DO THIS: Repeat the records word for word, excluding any picture.

● ● ● ● ● ● ●

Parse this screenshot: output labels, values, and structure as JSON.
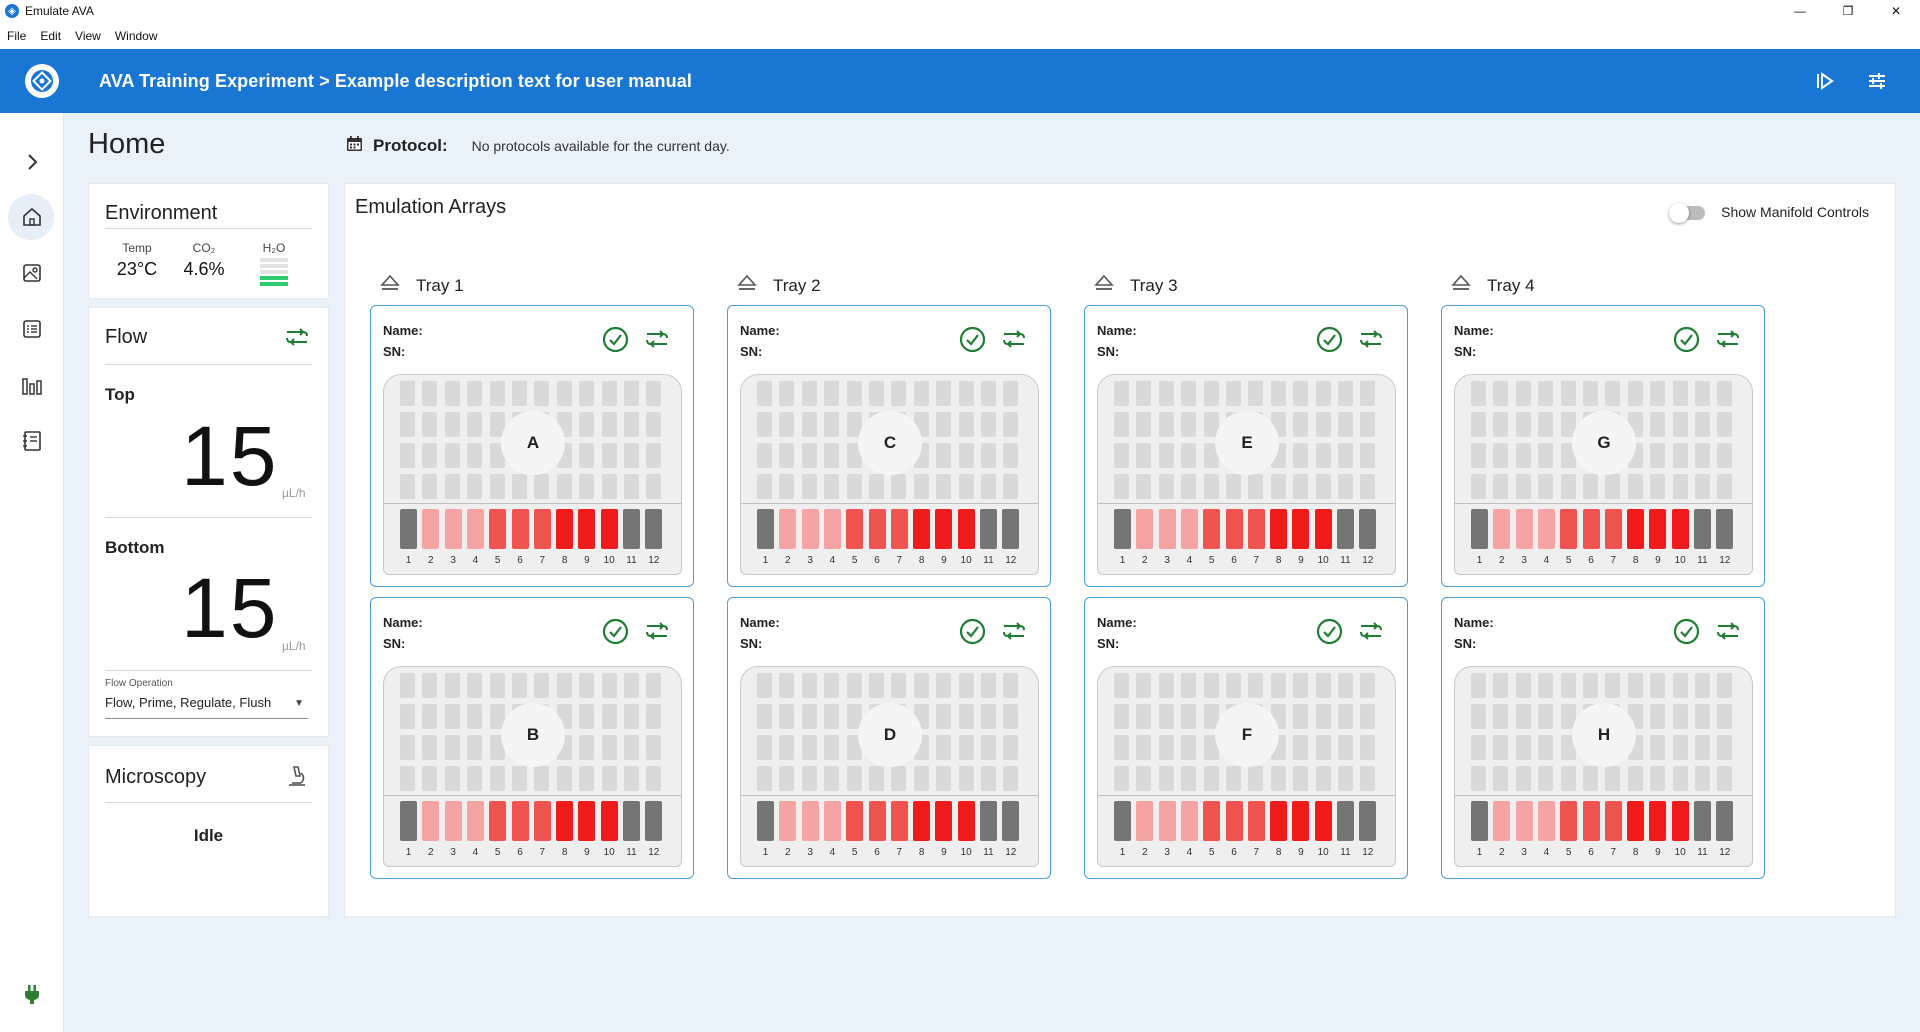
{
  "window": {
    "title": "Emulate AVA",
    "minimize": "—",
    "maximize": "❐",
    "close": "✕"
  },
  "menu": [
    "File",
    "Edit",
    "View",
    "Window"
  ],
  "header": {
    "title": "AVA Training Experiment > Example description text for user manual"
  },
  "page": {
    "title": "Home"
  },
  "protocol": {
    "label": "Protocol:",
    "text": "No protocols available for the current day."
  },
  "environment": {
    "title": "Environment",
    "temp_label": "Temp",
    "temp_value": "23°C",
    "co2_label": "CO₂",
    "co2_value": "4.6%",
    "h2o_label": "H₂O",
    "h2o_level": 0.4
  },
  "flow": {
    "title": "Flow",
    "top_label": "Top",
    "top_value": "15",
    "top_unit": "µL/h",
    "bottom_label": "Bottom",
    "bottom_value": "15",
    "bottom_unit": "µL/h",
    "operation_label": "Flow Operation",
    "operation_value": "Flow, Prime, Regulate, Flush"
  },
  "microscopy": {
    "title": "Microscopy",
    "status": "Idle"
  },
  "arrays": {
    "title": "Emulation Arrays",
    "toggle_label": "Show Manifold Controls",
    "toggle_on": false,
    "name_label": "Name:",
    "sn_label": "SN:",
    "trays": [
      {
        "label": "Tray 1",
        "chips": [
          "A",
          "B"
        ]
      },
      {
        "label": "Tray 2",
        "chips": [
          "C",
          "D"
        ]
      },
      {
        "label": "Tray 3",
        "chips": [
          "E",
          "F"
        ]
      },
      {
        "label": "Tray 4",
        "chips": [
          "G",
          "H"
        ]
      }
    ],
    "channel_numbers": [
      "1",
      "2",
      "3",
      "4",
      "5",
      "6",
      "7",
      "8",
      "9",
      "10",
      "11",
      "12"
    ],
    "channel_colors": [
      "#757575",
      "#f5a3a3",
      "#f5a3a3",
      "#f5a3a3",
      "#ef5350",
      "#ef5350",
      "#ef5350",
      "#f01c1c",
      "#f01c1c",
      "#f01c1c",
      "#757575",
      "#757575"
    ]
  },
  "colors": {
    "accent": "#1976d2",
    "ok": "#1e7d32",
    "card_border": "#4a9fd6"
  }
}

● ● ● ● ● ● ●

TASK RESPONSE:
Parse this screenshot: output labels, values, and structure as JSON.
{
  "window": {
    "title": "Emulate AVA",
    "minimize": "—",
    "maximize": "❐",
    "close": "✕"
  },
  "menu": [
    "File",
    "Edit",
    "View",
    "Window"
  ],
  "header": {
    "title": "AVA Training Experiment > Example description text for user manual"
  },
  "page": {
    "title": "Home"
  },
  "protocol": {
    "label": "Protocol:",
    "text": "No protocols available for the current day."
  },
  "environment": {
    "title": "Environment",
    "temp_label": "Temp",
    "temp_value": "23°C",
    "co2_label": "CO₂",
    "co2_value": "4.6%",
    "h2o_label": "H₂O",
    "h2o_level": 0.4
  },
  "flow": {
    "title": "Flow",
    "top_label": "Top",
    "top_value": "15",
    "top_unit": "µL/h",
    "bottom_label": "Bottom",
    "bottom_value": "15",
    "bottom_unit": "µL/h",
    "operation_label": "Flow Operation",
    "operation_value": "Flow, Prime, Regulate, Flush"
  },
  "microscopy": {
    "title": "Microscopy",
    "status": "Idle"
  },
  "arrays": {
    "title": "Emulation Arrays",
    "toggle_label": "Show Manifold Controls",
    "toggle_on": false,
    "name_label": "Name:",
    "sn_label": "SN:",
    "trays": [
      {
        "label": "Tray 1",
        "chips": [
          "A",
          "B"
        ]
      },
      {
        "label": "Tray 2",
        "chips": [
          "C",
          "D"
        ]
      },
      {
        "label": "Tray 3",
        "chips": [
          "E",
          "F"
        ]
      },
      {
        "label": "Tray 4",
        "chips": [
          "G",
          "H"
        ]
      }
    ],
    "channel_numbers": [
      "1",
      "2",
      "3",
      "4",
      "5",
      "6",
      "7",
      "8",
      "9",
      "10",
      "11",
      "12"
    ],
    "channel_colors": [
      "#757575",
      "#f5a3a3",
      "#f5a3a3",
      "#f5a3a3",
      "#ef5350",
      "#ef5350",
      "#ef5350",
      "#f01c1c",
      "#f01c1c",
      "#f01c1c",
      "#757575",
      "#757575"
    ]
  },
  "colors": {
    "accent": "#1976d2",
    "ok": "#1e7d32",
    "card_border": "#4a9fd6"
  }
}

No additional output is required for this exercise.